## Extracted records

▬▬▬▬▬▬▬▬▬▬

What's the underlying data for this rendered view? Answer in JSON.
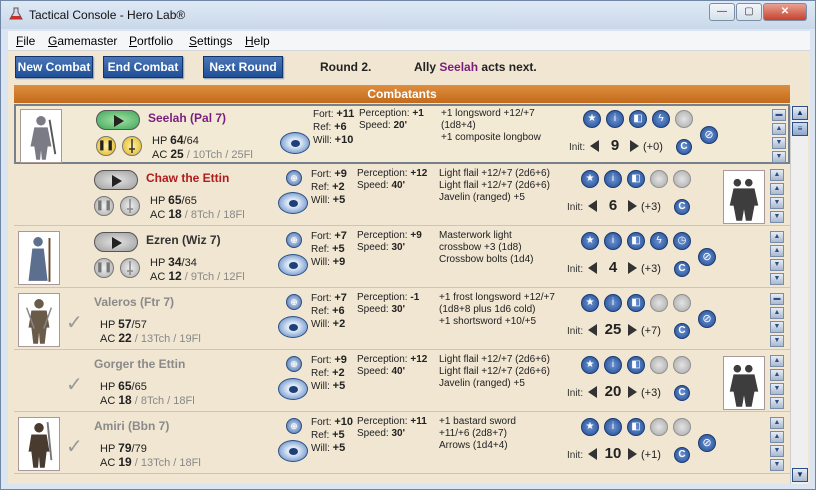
{
  "window": {
    "title": "Tactical Console - Hero Lab®",
    "minimize": "—",
    "maximize": "▢",
    "close": "✕"
  },
  "menu": [
    {
      "label": "File",
      "accel": "F",
      "rest": "ile"
    },
    {
      "label": "Gamemaster",
      "accel": "G",
      "rest": "amemaster"
    },
    {
      "label": "Portfolio",
      "accel": "P",
      "rest": "ortfolio"
    },
    {
      "label": "Settings",
      "accel": "S",
      "rest": "ettings"
    },
    {
      "label": "Help",
      "accel": "H",
      "rest": "elp"
    }
  ],
  "toolbar": {
    "new_combat": "New Combat",
    "end_combat": "End Combat",
    "next_round": "Next Round"
  },
  "status": {
    "round": "Round 2.",
    "next_prefix": "Ally",
    "next_name": "Seelah",
    "next_suffix": "acts next."
  },
  "header": "Combatants",
  "colors": {
    "active_name": "#7a1e7d",
    "enemy_name": "#b01c1c",
    "ally_name": "#333333",
    "done_name": "#8a8a8a",
    "header": "#d17a2b"
  },
  "combatants": [
    {
      "name": "Seelah (Pal 7)",
      "hp": "64",
      "hp_max": "/64",
      "ac": "25",
      "ac_extra": "/ 10Tch / 25Fl",
      "fort": "+11",
      "ref": "+6",
      "will": "+10",
      "perception": "+1",
      "speed": "20'",
      "attacks": [
        "+1 longsword +12/+7",
        "(1d8+4)",
        "+1 composite longbow"
      ],
      "init": "9",
      "init_mod": "(+0)"
    },
    {
      "name": "Chaw the Ettin",
      "hp": "65",
      "hp_max": "/65",
      "ac": "18",
      "ac_extra": "/ 8Tch / 18Fl",
      "fort": "+9",
      "ref": "+2",
      "will": "+5",
      "perception": "+12",
      "speed": "40'",
      "attacks": [
        "Light flail +12/+7 (2d6+6)",
        "Light flail +12/+7 (2d6+6)",
        "Javelin (ranged) +5"
      ],
      "init": "6",
      "init_mod": "(+3)"
    },
    {
      "name": "Ezren (Wiz 7)",
      "hp": "34",
      "hp_max": "/34",
      "ac": "12",
      "ac_extra": "/ 9Tch / 12Fl",
      "fort": "+7",
      "ref": "+5",
      "will": "+9",
      "perception": "+9",
      "speed": "30'",
      "attacks": [
        "Masterwork light",
        "crossbow +3 (1d8)",
        "Crossbow bolts (1d4)"
      ],
      "init": "4",
      "init_mod": "(+3)"
    },
    {
      "name": "Valeros (Ftr 7)",
      "hp": "57",
      "hp_max": "/57",
      "ac": "22",
      "ac_extra": "/ 13Tch / 19Fl",
      "fort": "+7",
      "ref": "+6",
      "will": "+2",
      "perception": "-1",
      "speed": "30'",
      "attacks": [
        "+1 frost longsword +12/+7",
        "(1d8+8 plus 1d6 cold)",
        "+1 shortsword +10/+5"
      ],
      "init": "25",
      "init_mod": "(+7)"
    },
    {
      "name": "Gorger the Ettin",
      "hp": "65",
      "hp_max": "/65",
      "ac": "18",
      "ac_extra": "/ 8Tch / 18Fl",
      "fort": "+9",
      "ref": "+2",
      "will": "+5",
      "perception": "+12",
      "speed": "40'",
      "attacks": [
        "Light flail +12/+7 (2d6+6)",
        "Light flail +12/+7 (2d6+6)",
        "Javelin (ranged) +5"
      ],
      "init": "20",
      "init_mod": "(+3)"
    },
    {
      "name": "Amiri (Bbn 7)",
      "hp": "79",
      "hp_max": "/79",
      "ac": "19",
      "ac_extra": "/ 13Tch / 18Fl",
      "fort": "+10",
      "ref": "+5",
      "will": "+5",
      "perception": "+11",
      "speed": "30'",
      "attacks": [
        "+1 bastard sword",
        "+11/+6 (2d8+7)",
        "Arrows  (1d4+4)"
      ],
      "init": "10",
      "init_mod": "(+1)"
    }
  ],
  "labels": {
    "fort": "Fort:",
    "ref": "Ref:",
    "will": "Will:",
    "perception": "Perception:",
    "speed": "Speed:",
    "hp": "HP",
    "ac": "AC",
    "init": "Init:",
    "c": "C",
    "pause": "❚❚",
    "check": "✓"
  }
}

▬▬▬▬▬▬▬▬▬▬

Look over the listing above. Pick out and copy every line that includes "accel".

## Result
      "accel": "F",
      "accel": "G",
      "accel": "P",
      "accel": "S",
      "accel": "H",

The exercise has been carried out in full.